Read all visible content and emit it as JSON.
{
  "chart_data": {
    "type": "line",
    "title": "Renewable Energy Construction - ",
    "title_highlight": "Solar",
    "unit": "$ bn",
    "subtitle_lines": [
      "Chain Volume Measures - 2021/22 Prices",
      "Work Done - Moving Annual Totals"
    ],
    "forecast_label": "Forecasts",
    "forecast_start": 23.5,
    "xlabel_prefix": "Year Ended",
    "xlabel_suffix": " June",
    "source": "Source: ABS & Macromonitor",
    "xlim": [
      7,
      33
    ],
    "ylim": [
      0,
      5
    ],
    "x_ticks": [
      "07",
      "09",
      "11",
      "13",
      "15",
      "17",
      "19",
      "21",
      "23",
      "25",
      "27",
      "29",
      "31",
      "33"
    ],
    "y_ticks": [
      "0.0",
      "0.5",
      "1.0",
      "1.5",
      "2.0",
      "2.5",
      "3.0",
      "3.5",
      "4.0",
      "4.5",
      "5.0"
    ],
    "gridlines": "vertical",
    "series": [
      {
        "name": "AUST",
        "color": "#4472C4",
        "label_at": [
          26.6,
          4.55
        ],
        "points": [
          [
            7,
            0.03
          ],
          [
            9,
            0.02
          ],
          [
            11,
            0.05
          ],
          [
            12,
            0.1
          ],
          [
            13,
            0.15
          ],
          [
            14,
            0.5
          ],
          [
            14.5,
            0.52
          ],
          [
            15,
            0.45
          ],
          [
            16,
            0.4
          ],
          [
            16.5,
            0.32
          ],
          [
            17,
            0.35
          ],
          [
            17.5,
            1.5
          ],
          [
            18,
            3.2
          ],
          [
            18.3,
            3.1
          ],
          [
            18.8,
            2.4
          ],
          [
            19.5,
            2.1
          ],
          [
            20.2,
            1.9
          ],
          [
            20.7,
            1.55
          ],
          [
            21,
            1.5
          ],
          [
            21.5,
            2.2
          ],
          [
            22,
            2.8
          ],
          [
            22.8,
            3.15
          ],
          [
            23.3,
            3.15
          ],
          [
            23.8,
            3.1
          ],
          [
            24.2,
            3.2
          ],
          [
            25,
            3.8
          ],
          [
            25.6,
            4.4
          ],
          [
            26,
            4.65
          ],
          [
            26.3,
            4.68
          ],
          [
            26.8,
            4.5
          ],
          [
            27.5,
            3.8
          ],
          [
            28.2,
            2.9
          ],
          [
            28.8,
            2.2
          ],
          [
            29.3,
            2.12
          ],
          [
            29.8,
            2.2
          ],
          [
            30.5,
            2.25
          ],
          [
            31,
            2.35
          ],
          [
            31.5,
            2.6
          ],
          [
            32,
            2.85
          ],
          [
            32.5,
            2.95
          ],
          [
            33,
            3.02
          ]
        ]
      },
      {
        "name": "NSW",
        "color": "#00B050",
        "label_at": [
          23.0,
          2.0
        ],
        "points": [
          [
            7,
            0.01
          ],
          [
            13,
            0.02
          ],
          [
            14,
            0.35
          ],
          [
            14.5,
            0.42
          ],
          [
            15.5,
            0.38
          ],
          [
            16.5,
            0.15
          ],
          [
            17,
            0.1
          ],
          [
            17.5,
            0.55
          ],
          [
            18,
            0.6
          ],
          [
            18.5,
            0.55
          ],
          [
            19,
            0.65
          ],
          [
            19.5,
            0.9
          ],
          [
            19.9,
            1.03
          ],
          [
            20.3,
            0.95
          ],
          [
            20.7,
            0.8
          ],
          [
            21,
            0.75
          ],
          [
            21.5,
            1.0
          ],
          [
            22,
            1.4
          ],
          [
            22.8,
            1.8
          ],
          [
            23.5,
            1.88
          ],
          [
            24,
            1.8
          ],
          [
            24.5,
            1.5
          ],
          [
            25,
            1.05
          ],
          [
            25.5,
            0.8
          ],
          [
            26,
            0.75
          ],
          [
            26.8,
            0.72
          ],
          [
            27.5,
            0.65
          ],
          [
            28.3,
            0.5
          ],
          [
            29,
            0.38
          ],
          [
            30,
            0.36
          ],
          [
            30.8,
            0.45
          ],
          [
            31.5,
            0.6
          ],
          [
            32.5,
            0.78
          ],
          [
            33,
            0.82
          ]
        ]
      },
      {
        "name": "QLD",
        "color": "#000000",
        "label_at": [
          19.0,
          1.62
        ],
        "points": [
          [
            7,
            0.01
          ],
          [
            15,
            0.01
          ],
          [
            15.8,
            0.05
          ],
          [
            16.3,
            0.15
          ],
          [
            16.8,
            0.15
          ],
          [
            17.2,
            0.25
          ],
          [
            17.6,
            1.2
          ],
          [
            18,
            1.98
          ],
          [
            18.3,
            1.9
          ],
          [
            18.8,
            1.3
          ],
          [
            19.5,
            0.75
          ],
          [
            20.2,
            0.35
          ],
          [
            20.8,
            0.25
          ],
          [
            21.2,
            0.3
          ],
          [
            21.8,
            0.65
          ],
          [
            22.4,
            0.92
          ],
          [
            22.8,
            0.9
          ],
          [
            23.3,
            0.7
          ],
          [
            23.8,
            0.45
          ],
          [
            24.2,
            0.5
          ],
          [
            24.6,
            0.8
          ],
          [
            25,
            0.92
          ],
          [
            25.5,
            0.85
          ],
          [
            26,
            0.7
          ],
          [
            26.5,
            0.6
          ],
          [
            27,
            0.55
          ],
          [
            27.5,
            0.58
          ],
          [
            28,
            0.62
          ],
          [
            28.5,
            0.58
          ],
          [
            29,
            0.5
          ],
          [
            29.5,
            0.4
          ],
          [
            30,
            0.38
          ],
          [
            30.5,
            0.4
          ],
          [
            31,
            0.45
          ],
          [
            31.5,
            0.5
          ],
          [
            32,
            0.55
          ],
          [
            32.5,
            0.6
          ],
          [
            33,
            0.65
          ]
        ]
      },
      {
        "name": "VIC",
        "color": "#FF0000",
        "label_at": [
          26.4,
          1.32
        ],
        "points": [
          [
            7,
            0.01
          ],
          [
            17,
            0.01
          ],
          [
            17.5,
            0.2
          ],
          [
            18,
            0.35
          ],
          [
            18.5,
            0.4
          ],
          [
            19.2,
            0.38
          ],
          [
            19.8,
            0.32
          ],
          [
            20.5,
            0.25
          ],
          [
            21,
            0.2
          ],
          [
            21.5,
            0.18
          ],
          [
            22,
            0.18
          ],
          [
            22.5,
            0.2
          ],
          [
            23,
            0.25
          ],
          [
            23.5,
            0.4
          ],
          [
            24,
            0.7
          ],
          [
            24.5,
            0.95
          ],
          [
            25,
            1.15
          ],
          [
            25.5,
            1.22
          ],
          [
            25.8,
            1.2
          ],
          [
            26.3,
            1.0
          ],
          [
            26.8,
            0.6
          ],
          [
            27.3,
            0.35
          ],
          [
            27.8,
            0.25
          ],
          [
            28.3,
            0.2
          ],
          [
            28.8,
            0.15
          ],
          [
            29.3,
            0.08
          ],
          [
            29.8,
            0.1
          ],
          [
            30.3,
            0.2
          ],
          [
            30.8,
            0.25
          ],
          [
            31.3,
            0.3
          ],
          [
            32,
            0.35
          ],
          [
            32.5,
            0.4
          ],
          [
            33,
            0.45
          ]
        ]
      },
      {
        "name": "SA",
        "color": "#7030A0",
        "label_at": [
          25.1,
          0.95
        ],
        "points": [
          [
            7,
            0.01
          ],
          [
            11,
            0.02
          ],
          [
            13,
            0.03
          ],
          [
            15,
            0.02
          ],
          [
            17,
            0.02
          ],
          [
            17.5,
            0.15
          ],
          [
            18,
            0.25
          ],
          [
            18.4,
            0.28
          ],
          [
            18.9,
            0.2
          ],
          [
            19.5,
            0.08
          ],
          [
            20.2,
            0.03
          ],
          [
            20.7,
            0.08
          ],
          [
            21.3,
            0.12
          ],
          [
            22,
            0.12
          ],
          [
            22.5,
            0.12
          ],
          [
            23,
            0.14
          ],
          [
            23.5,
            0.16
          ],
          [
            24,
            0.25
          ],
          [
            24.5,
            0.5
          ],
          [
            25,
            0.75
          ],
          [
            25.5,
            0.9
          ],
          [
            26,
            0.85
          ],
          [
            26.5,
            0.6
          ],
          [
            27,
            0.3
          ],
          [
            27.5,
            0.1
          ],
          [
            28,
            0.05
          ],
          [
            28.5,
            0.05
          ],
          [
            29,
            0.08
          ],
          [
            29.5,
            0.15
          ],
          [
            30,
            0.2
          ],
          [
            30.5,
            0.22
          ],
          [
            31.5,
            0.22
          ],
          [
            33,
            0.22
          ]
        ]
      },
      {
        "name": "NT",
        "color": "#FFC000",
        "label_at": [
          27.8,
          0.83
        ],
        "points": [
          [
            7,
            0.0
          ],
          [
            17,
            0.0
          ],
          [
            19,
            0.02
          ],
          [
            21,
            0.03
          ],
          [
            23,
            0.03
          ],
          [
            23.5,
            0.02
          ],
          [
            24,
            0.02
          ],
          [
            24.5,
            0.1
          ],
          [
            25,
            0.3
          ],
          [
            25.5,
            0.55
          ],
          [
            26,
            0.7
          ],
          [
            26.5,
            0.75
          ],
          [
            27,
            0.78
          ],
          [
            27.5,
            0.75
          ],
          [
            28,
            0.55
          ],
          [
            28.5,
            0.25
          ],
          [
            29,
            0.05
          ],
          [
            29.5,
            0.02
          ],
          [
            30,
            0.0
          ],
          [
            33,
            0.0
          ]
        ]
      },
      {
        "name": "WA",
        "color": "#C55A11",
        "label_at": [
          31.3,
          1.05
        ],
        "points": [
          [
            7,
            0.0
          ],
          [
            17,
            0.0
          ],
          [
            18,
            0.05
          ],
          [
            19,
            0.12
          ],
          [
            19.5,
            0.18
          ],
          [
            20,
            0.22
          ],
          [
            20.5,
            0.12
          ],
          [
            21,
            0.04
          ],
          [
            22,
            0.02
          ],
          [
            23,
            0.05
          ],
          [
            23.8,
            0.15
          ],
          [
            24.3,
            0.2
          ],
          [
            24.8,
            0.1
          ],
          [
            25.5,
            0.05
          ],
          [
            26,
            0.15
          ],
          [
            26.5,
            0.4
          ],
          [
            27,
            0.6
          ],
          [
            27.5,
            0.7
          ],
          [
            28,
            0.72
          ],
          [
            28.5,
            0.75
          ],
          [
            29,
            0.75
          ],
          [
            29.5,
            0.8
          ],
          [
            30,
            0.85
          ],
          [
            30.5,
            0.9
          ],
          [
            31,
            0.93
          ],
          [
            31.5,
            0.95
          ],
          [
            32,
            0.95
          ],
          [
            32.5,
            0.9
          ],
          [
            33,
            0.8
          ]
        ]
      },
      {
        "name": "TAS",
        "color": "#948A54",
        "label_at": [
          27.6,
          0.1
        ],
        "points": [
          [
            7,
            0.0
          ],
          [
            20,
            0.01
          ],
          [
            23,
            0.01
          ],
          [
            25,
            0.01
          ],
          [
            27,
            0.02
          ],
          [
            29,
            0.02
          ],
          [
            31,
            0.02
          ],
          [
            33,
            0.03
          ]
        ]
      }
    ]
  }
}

> **PROBLEM DETAILS**:
Extract each line holding the word "color" from the records.

> **FULL ANSWER**:
        "color": "#4472C4",
        "color": "#00B050",
        "color": "#000000",
        "color": "#FF0000",
        "color": "#7030A0",
        "color": "#FFC000",
        "color": "#C55A11",
        "color": "#948A54",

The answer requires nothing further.